__What you will do__: Extract each line of the data and write it out again exactly.
--- Material for this task ---
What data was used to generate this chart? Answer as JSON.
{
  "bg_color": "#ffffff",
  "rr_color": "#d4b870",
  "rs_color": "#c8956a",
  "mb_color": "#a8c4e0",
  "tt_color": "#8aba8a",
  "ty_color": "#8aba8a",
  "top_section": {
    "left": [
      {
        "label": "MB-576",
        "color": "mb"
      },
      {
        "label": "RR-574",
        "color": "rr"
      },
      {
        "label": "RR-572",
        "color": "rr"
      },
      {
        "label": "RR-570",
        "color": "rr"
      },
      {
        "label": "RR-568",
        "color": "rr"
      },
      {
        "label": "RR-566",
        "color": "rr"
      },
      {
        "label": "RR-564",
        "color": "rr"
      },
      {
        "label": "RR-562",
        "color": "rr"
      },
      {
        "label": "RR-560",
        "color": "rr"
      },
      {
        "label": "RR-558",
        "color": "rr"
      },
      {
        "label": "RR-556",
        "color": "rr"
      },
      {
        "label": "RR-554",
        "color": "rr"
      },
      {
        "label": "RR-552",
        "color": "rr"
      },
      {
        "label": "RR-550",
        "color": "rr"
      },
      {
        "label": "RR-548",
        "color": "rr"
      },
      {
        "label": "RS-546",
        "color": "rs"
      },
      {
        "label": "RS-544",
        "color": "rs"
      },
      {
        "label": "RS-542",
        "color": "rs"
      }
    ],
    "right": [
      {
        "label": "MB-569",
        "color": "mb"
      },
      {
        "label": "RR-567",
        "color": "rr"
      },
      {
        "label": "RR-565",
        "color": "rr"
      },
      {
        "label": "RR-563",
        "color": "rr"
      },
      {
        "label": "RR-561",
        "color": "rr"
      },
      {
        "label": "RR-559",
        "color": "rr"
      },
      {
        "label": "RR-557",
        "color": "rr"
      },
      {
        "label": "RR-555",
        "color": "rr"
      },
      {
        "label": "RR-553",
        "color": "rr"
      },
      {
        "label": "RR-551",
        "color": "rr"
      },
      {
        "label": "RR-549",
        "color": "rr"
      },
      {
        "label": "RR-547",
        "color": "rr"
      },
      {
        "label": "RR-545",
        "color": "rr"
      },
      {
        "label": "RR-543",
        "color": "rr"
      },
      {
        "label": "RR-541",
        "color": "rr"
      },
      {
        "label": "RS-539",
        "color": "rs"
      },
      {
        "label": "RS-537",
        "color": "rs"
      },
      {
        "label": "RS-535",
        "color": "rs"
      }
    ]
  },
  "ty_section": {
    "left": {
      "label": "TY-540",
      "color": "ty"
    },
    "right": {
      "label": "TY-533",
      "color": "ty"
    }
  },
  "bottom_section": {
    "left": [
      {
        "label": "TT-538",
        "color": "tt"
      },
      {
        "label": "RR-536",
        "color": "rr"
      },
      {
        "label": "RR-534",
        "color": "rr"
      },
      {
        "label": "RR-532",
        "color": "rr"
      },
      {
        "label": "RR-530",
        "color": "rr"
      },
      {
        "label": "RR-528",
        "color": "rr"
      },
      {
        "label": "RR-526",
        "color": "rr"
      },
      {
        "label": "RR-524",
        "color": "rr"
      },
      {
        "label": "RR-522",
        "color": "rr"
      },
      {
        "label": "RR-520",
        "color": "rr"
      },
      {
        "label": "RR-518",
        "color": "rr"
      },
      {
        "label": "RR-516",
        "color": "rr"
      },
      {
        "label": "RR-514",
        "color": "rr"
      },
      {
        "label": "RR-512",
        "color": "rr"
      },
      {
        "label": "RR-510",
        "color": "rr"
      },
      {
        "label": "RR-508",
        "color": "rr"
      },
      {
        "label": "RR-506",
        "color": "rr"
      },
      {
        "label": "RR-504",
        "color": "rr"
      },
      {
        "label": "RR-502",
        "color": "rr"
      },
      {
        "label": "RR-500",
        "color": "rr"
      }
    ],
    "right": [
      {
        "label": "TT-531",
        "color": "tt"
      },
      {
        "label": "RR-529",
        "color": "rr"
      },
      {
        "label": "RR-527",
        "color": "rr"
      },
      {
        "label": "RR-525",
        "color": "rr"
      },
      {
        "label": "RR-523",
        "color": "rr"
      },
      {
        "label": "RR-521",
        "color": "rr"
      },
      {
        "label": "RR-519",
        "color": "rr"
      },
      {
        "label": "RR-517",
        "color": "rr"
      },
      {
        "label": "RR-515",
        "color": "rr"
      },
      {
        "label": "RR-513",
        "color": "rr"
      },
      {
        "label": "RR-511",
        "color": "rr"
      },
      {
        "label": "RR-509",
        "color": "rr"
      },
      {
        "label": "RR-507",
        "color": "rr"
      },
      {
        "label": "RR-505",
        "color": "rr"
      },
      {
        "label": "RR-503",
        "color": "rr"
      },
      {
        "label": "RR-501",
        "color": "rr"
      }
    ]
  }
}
---
__Answer to this task__:
What data was used to generate this chart? Answer as JSON.
{
  "bg_color": "#ffffff",
  "rr_color": "#d4b870",
  "rs_color": "#c8956a",
  "mb_color": "#a8c4e0",
  "tt_color": "#8aba8a",
  "ty_color": "#8aba8a",
  "top_section": {
    "left": [
      {
        "label": "MB-576",
        "color": "mb"
      },
      {
        "label": "RR-574",
        "color": "rr"
      },
      {
        "label": "RR-572",
        "color": "rr"
      },
      {
        "label": "RR-570",
        "color": "rr"
      },
      {
        "label": "RR-568",
        "color": "rr"
      },
      {
        "label": "RR-566",
        "color": "rr"
      },
      {
        "label": "RR-564",
        "color": "rr"
      },
      {
        "label": "RR-562",
        "color": "rr"
      },
      {
        "label": "RR-560",
        "color": "rr"
      },
      {
        "label": "RR-558",
        "color": "rr"
      },
      {
        "label": "RR-556",
        "color": "rr"
      },
      {
        "label": "RR-554",
        "color": "rr"
      },
      {
        "label": "RR-552",
        "color": "rr"
      },
      {
        "label": "RR-550",
        "color": "rr"
      },
      {
        "label": "RR-548",
        "color": "rr"
      },
      {
        "label": "RS-546",
        "color": "rs"
      },
      {
        "label": "RS-544",
        "color": "rs"
      },
      {
        "label": "RS-542",
        "color": "rs"
      }
    ],
    "right": [
      {
        "label": "MB-569",
        "color": "mb"
      },
      {
        "label": "RR-567",
        "color": "rr"
      },
      {
        "label": "RR-565",
        "color": "rr"
      },
      {
        "label": "RR-563",
        "color": "rr"
      },
      {
        "label": "RR-561",
        "color": "rr"
      },
      {
        "label": "RR-559",
        "color": "rr"
      },
      {
        "label": "RR-557",
        "color": "rr"
      },
      {
        "label": "RR-555",
        "color": "rr"
      },
      {
        "label": "RR-553",
        "color": "rr"
      },
      {
        "label": "RR-551",
        "color": "rr"
      },
      {
        "label": "RR-549",
        "color": "rr"
      },
      {
        "label": "RR-547",
        "color": "rr"
      },
      {
        "label": "RR-545",
        "color": "rr"
      },
      {
        "label": "RR-543",
        "color": "rr"
      },
      {
        "label": "RR-541",
        "color": "rr"
      },
      {
        "label": "RS-539",
        "color": "rs"
      },
      {
        "label": "RS-537",
        "color": "rs"
      },
      {
        "label": "RS-535",
        "color": "rs"
      }
    ]
  },
  "ty_section": {
    "left": {
      "label": "TY-540",
      "color": "ty"
    },
    "right": {
      "label": "TY-533",
      "color": "ty"
    }
  },
  "bottom_section": {
    "left": [
      {
        "label": "TT-538",
        "color": "tt"
      },
      {
        "label": "RR-536",
        "color": "rr"
      },
      {
        "label": "RR-534",
        "color": "rr"
      },
      {
        "label": "RR-532",
        "color": "rr"
      },
      {
        "label": "RR-530",
        "color": "rr"
      },
      {
        "label": "RR-528",
        "color": "rr"
      },
      {
        "label": "RR-526",
        "color": "rr"
      },
      {
        "label": "RR-524",
        "color": "rr"
      },
      {
        "label": "RR-522",
        "color": "rr"
      },
      {
        "label": "RR-520",
        "color": "rr"
      },
      {
        "label": "RR-518",
        "color": "rr"
      },
      {
        "label": "RR-516",
        "color": "rr"
      },
      {
        "label": "RR-514",
        "color": "rr"
      },
      {
        "label": "RR-512",
        "color": "rr"
      },
      {
        "label": "RR-510",
        "color": "rr"
      },
      {
        "label": "RR-508",
        "color": "rr"
      },
      {
        "label": "RR-506",
        "color": "rr"
      },
      {
        "label": "RR-504",
        "color": "rr"
      },
      {
        "label": "RR-502",
        "color": "rr"
      },
      {
        "label": "RR-500",
        "color": "rr"
      }
    ],
    "right": [
      {
        "label": "TT-531",
        "color": "tt"
      },
      {
        "label": "RR-529",
        "color": "rr"
      },
      {
        "label": "RR-527",
        "color": "rr"
      },
      {
        "label": "RR-525",
        "color": "rr"
      },
      {
        "label": "RR-523",
        "color": "rr"
      },
      {
        "label": "RR-521",
        "color": "rr"
      },
      {
        "label": "RR-519",
        "color": "rr"
      },
      {
        "label": "RR-517",
        "color": "rr"
      },
      {
        "label": "RR-515",
        "color": "rr"
      },
      {
        "label": "RR-513",
        "color": "rr"
      },
      {
        "label": "RR-511",
        "color": "rr"
      },
      {
        "label": "RR-509",
        "color": "rr"
      },
      {
        "label": "RR-507",
        "color": "rr"
      },
      {
        "label": "RR-505",
        "color": "rr"
      },
      {
        "label": "RR-503",
        "color": "rr"
      },
      {
        "label": "RR-501",
        "color": "rr"
      }
    ]
  }
}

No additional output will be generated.